» **TASK**
Exclude any images and output the remaining records exactly.

» **RECORD EXTRACTS**
——

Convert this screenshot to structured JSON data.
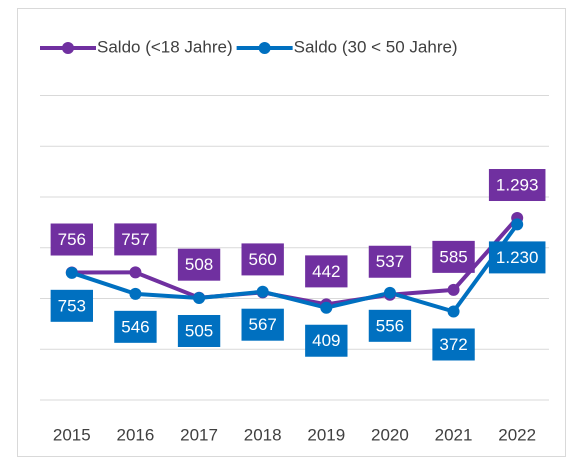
{
  "chart_data": {
    "type": "line",
    "categories": [
      "2015",
      "2016",
      "2017",
      "2018",
      "2019",
      "2020",
      "2021",
      "2022"
    ],
    "series": [
      {
        "name": "Saldo (<18 Jahre)",
        "color": "#7030a0",
        "values": [
          756,
          757,
          508,
          560,
          442,
          537,
          585,
          1293
        ],
        "value_labels": [
          "756",
          "757",
          "508",
          "560",
          "442",
          "537",
          "585",
          "1.293"
        ]
      },
      {
        "name": "Saldo (30 < 50 Jahre)",
        "color": "#0070c0",
        "values": [
          753,
          546,
          505,
          567,
          409,
          556,
          372,
          1230
        ],
        "value_labels": [
          "753",
          "546",
          "505",
          "567",
          "409",
          "556",
          "372",
          "1.230"
        ]
      }
    ],
    "ylim": [
      -500,
      2500
    ],
    "yticks": [
      -500,
      0,
      500,
      1000,
      1500,
      2000,
      2500
    ],
    "grid": true,
    "legend": "top"
  }
}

——

» **ANSWER FOR THE TASK**
Convert this screenshot to structured JSON data.
{
  "chart_data": {
    "type": "line",
    "categories": [
      "2015",
      "2016",
      "2017",
      "2018",
      "2019",
      "2020",
      "2021",
      "2022"
    ],
    "series": [
      {
        "name": "Saldo (<18 Jahre)",
        "color": "#7030a0",
        "values": [
          756,
          757,
          508,
          560,
          442,
          537,
          585,
          1293
        ],
        "value_labels": [
          "756",
          "757",
          "508",
          "560",
          "442",
          "537",
          "585",
          "1.293"
        ]
      },
      {
        "name": "Saldo (30 < 50 Jahre)",
        "color": "#0070c0",
        "values": [
          753,
          546,
          505,
          567,
          409,
          556,
          372,
          1230
        ],
        "value_labels": [
          "753",
          "546",
          "505",
          "567",
          "409",
          "556",
          "372",
          "1.230"
        ]
      }
    ],
    "ylim": [
      -500,
      2500
    ],
    "yticks": [
      -500,
      0,
      500,
      1000,
      1500,
      2000,
      2500
    ],
    "grid": true,
    "legend": "top"
  }
}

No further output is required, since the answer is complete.